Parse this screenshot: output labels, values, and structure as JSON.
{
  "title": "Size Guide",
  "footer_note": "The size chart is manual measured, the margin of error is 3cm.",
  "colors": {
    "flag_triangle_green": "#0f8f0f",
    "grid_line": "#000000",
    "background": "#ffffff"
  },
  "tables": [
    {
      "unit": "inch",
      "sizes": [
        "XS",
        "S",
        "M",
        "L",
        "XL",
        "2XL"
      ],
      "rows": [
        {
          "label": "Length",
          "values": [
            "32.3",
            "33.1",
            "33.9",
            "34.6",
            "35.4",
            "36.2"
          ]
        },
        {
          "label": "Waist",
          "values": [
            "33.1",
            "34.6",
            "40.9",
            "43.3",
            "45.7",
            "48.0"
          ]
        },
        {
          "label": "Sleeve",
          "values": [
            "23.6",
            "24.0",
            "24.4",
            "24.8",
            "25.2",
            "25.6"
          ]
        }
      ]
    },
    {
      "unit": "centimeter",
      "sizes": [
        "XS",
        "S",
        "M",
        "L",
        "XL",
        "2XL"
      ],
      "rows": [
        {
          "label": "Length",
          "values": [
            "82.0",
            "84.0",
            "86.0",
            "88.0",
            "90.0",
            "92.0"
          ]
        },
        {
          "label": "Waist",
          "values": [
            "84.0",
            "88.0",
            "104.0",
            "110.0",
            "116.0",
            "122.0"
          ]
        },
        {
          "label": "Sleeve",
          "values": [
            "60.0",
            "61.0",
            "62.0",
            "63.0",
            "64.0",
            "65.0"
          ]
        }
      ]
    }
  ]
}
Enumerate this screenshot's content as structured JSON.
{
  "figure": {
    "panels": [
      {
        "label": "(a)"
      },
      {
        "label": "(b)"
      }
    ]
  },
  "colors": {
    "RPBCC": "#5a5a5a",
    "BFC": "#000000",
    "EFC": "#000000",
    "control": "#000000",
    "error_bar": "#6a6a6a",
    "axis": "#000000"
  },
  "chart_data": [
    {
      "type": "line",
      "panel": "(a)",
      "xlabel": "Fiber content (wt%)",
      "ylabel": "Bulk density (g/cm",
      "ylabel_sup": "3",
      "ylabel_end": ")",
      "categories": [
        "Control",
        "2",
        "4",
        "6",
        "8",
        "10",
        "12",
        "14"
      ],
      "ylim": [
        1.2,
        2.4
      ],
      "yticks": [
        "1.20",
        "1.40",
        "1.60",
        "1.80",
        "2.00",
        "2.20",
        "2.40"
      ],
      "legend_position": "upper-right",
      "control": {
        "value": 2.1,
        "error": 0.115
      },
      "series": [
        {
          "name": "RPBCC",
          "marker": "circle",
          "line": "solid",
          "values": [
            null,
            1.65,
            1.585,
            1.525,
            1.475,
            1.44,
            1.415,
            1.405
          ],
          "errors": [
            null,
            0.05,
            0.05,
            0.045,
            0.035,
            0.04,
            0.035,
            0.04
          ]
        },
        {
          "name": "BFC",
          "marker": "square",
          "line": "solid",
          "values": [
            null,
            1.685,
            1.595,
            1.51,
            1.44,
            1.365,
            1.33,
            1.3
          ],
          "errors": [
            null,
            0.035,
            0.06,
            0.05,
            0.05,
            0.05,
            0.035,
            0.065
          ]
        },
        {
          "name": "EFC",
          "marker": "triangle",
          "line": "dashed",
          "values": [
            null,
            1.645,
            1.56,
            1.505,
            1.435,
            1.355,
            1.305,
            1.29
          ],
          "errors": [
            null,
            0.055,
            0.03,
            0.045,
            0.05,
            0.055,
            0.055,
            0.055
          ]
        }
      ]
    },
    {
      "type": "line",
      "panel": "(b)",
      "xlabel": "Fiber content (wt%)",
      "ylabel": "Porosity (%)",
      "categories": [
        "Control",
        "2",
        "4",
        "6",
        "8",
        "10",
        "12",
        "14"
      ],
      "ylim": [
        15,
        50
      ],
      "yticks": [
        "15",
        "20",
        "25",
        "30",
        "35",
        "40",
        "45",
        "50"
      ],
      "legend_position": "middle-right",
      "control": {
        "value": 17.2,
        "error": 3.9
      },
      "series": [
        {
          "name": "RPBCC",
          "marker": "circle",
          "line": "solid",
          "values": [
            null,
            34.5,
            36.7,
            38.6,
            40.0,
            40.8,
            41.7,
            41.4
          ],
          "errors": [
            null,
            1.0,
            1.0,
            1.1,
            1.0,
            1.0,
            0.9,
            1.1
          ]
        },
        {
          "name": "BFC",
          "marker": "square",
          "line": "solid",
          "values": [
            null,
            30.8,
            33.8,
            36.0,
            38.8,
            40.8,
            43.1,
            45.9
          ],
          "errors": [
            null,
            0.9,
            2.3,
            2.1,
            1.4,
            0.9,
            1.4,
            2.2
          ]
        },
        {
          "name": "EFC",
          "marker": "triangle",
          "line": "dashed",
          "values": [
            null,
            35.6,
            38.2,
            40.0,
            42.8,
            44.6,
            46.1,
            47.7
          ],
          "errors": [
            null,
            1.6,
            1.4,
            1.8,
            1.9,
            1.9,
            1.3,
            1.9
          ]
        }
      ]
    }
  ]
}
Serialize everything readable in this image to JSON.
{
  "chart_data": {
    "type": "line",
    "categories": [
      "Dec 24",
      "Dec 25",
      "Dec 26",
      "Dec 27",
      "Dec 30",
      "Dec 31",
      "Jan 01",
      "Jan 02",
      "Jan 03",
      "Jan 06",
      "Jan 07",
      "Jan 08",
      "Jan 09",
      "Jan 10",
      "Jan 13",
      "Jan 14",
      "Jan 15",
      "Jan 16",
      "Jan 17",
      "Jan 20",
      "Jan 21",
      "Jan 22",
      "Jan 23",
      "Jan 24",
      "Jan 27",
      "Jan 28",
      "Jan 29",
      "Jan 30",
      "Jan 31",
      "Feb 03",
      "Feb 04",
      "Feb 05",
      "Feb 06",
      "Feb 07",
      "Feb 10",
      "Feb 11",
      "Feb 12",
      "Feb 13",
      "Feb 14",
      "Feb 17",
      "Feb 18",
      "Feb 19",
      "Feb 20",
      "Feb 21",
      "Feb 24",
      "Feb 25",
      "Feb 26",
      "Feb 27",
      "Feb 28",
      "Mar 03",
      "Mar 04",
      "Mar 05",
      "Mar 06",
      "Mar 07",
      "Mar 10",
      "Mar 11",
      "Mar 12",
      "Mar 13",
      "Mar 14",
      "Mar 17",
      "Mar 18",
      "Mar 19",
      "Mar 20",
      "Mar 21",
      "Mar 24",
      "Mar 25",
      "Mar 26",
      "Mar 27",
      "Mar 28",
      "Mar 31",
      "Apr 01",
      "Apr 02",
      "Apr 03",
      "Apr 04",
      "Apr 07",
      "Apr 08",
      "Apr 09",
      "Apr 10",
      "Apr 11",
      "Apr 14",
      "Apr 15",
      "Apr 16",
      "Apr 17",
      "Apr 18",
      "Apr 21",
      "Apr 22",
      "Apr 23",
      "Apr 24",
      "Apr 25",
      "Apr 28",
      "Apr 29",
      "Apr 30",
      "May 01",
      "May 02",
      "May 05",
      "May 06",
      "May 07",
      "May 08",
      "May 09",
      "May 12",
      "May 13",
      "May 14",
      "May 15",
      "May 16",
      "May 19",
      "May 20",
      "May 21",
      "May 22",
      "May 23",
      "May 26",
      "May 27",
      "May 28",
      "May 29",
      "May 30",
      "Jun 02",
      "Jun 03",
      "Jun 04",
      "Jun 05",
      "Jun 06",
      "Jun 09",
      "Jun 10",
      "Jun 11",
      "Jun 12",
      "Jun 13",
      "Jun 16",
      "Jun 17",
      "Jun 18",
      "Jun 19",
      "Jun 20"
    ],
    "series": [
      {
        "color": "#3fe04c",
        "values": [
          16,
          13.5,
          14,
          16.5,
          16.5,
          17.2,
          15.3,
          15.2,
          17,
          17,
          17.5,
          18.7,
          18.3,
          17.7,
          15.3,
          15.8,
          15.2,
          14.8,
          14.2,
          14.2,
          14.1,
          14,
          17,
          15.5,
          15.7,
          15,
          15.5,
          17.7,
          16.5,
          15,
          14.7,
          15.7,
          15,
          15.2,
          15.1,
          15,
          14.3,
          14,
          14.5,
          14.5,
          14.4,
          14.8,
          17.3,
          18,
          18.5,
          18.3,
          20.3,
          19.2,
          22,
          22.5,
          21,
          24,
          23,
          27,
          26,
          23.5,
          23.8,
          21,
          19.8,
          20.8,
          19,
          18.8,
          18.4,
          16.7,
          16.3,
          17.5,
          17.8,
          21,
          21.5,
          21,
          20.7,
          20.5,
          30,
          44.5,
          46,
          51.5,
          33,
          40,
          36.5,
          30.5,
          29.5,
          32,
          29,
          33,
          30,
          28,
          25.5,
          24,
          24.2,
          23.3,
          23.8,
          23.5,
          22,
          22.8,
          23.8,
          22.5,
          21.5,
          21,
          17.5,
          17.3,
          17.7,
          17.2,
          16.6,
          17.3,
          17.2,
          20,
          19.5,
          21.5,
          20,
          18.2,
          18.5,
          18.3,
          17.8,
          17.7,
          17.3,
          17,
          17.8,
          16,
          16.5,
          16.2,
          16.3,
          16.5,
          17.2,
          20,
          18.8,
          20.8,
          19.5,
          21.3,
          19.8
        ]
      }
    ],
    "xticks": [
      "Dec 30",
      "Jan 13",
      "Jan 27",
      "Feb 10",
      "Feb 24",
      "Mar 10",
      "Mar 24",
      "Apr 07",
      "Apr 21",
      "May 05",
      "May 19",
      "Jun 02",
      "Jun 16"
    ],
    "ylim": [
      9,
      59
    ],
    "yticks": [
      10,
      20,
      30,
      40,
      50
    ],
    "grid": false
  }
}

**THE EXERCISE**:
Extract every line above containing the word "this".

**RESULT BELOW**:
Parse this screenshot: output labels, values, and structure as JSON.
Enumerate this screenshot's content as structured JSON.
Serialize everything readable in this image to JSON.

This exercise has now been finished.